═════ Source data

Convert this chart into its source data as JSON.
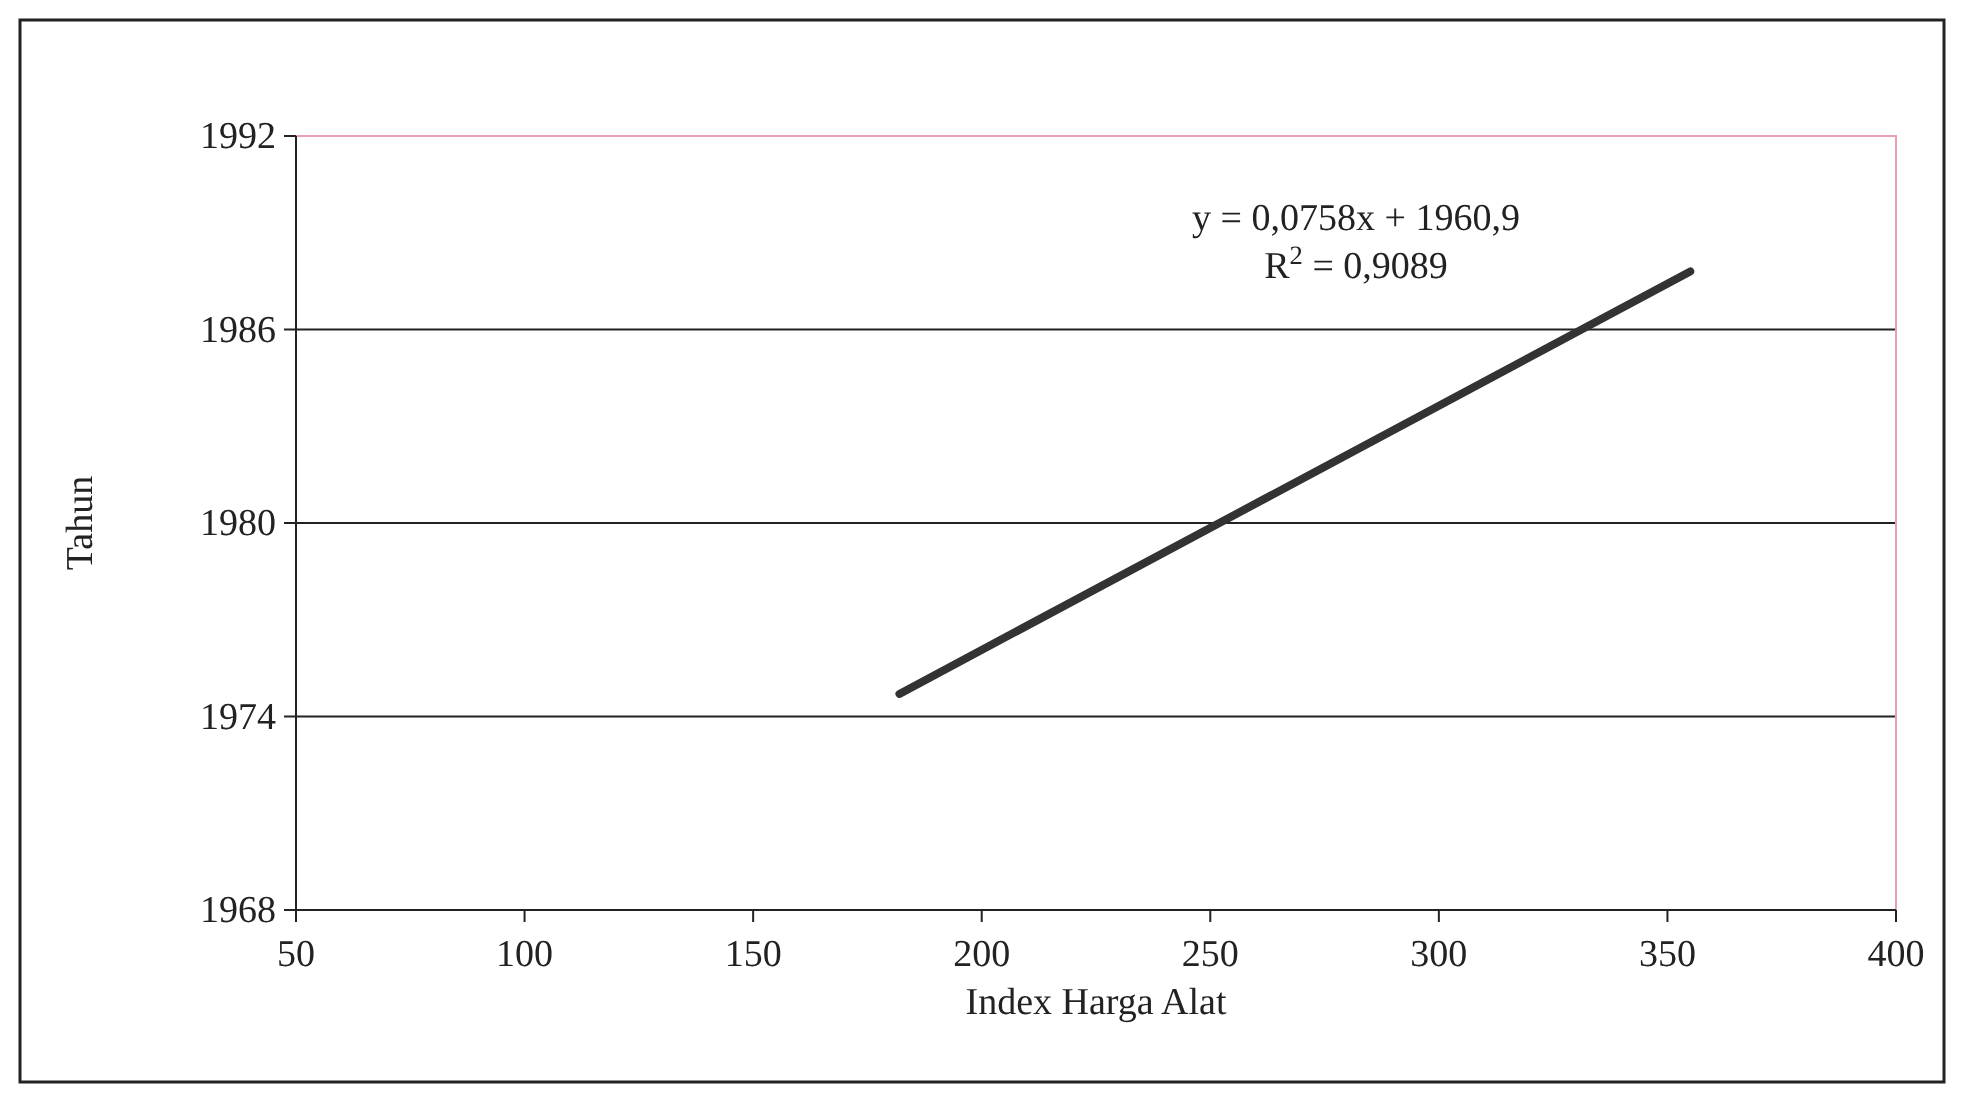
{
  "chart_data": {
    "type": "line",
    "xlabel": "Index Harga Alat",
    "ylabel": "Tahun",
    "x": [
      182,
      355
    ],
    "series": [
      {
        "color": "#333333",
        "values": [
          1974.7,
          1987.8
        ]
      }
    ],
    "xlim": [
      50,
      400
    ],
    "xticks": [
      50,
      100,
      150,
      200,
      250,
      300,
      350,
      400
    ],
    "ylim": [
      1968,
      1992
    ],
    "yticks": [
      1968,
      1974,
      1980,
      1986,
      1992
    ],
    "grid": "y",
    "annotations": [
      "y = 0,0758x + 1960,9",
      "R$^{2}$ = 0,9089"
    ]
  }
}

══════════

Task directions: In your copy of the listing above, reproduce each line exactly and omit all pictures.

Solution:
Convert this chart into its source data as JSON.
{
  "chart_data": {
    "type": "line",
    "xlabel": "Index Harga Alat",
    "ylabel": "Tahun",
    "x": [
      182,
      355
    ],
    "series": [
      {
        "color": "#333333",
        "values": [
          1974.7,
          1987.8
        ]
      }
    ],
    "xlim": [
      50,
      400
    ],
    "xticks": [
      50,
      100,
      150,
      200,
      250,
      300,
      350,
      400
    ],
    "ylim": [
      1968,
      1992
    ],
    "yticks": [
      1968,
      1974,
      1980,
      1986,
      1992
    ],
    "grid": "y",
    "annotations": [
      "y = 0,0758x + 1960,9",
      "R$^{2}$ = 0,9089"
    ]
  }
}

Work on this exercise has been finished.